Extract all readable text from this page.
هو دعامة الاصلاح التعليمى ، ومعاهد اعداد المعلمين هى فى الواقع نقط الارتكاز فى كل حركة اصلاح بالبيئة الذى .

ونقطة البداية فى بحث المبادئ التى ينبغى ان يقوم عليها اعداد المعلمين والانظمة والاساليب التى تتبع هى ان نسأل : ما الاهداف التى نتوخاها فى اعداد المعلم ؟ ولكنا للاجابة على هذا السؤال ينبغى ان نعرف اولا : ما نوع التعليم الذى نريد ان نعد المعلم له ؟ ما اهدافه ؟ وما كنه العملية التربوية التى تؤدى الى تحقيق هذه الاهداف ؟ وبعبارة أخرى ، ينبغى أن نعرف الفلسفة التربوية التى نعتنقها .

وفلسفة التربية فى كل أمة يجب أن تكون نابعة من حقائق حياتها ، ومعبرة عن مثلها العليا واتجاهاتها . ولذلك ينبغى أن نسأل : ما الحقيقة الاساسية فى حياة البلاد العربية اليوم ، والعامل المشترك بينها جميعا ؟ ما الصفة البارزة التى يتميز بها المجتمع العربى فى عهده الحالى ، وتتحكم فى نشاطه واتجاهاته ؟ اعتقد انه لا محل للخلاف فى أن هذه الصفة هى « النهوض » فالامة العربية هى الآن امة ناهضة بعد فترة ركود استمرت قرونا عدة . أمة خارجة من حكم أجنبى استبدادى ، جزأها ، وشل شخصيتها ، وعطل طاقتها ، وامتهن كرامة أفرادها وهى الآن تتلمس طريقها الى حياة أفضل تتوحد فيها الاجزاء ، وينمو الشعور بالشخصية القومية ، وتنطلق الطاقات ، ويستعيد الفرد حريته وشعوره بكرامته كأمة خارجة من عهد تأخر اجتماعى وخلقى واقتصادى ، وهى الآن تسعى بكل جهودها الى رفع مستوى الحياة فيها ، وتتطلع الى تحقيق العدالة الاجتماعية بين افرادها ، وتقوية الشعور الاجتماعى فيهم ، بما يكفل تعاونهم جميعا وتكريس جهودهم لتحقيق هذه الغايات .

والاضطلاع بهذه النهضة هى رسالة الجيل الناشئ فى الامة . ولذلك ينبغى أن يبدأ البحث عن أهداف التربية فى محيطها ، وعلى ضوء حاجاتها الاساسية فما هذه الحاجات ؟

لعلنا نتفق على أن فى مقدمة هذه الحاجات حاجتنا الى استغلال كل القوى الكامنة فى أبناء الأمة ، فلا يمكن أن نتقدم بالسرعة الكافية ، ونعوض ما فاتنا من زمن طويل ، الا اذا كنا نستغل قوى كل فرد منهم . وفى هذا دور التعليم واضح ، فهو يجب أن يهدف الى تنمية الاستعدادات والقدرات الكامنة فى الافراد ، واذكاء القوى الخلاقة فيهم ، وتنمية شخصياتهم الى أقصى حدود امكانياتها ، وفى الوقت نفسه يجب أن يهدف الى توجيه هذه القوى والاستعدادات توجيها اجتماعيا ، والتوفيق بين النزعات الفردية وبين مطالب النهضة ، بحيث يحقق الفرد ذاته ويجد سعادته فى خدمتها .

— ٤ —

→ **Exercise brief**
Print all the data exactly.

→ **Solved problem**
Extract all readable text from this page.
هو دعامة الاصلاح التعليمى ، ومعاهد اعداد المعلمين هى فى الواقع نقط الارتكاز فى كل حركة اصلاح بالبيئة الذى .

ونقطة البداية فى بحث المبادئ التى ينبغى ان يقوم عليها اعداد المعلمين والانظمة والاساليب التى تتبع هى ان نسأل : ما الاهداف التى نتوخاها فى اعداد المعلم ؟ ولكنا للاجابة على هذا السؤال ينبغى ان نعرف اولا : ما نوع التعليم الذى نريد ان نعد المعلم له ؟ ما اهدافه ؟ وما كنه العملية التربوية التى تؤدى الى تحقيق هذه الاهداف ؟ وبعبارة أخرى ، ينبغى أن نعرف الفلسفة التربوية التى نعتنقها .

وفلسفة التربية فى كل أمة يجب أن تكون نابعة من حقائق حياتها ، ومعبرة عن مثلها العليا واتجاهاتها . ولذلك ينبغى أن نسأل : ما الحقيقة الاساسية فى حياة البلاد العربية اليوم ، والعامل المشترك بينها جميعا ؟ ما الصفة البارزة التى يتميز بها المجتمع العربى فى عهده الحالى ، وتتحكم فى نشاطه واتجاهاته ؟ اعتقد انه لا محل للخلاف فى أن هذه الصفة هى « النهوض » فالامة العربية هى الآن امة ناهضة بعد فترة ركود استمرت قرونا عدة . أمة خارجة من حكم أجنبى استبدادى ، جزأها ، وشل شخصيتها ، وعطل طاقتها ، وامتهن كرامة أفرادها وهى الآن تتلمس طريقها الى حياة أفضل تتوحد فيها الاجزاء ، وينمو الشعور بالشخصية القومية ، وتنطلق الطاقات ، ويستعيد الفرد حريته وشعوره بكرامته كأمة خارجة من عهد تأخر اجتماعى وخلقى واقتصادى ، وهى الآن تسعى بكل جهودها الى رفع مستوى الحياة فيها ، وتتطلع الى تحقيق العدالة الاجتماعية بين افرادها ، وتقوية الشعور الاجتماعى فيهم ، بما يكفل تعاونهم جميعا وتكريس جهودهم لتحقيق هذه الغايات .

والاضطلاع بهذه النهضة هى رسالة الجيل الناشئ فى الامة . ولذلك ينبغى أن يبدأ البحث عن أهداف التربية فى محيطها ، وعلى ضوء حاجاتها الاساسية فما هذه الحاجات ؟

لعلنا نتفق على أن فى مقدمة هذه الحاجات حاجتنا الى استغلال كل القوى الكامنة فى أبناء الأمة ، فلا يمكن أن نتقدم بالسرعة الكافية ، ونعوض ما فاتنا من زمن طويل ، الا اذا كنا نستغل قوى كل فرد منهم . وفى هذا دور التعليم واضح ، فهو يجب أن يهدف الى تنمية الاستعدادات والقدرات الكامنة فى الافراد ، واذكاء القوى الخلاقة فيهم ، وتنمية شخصياتهم الى أقصى حدود امكانياتها ، وفى الوقت نفسه يجب أن يهدف الى توجيه هذه القوى والاستعدادات توجيها اجتماعيا ، والتوفيق بين النزعات الفردية وبين مطالب النهضة ، بحيث يحقق الفرد ذاته ويجد سعادته فى خدمتها .

— ٤ —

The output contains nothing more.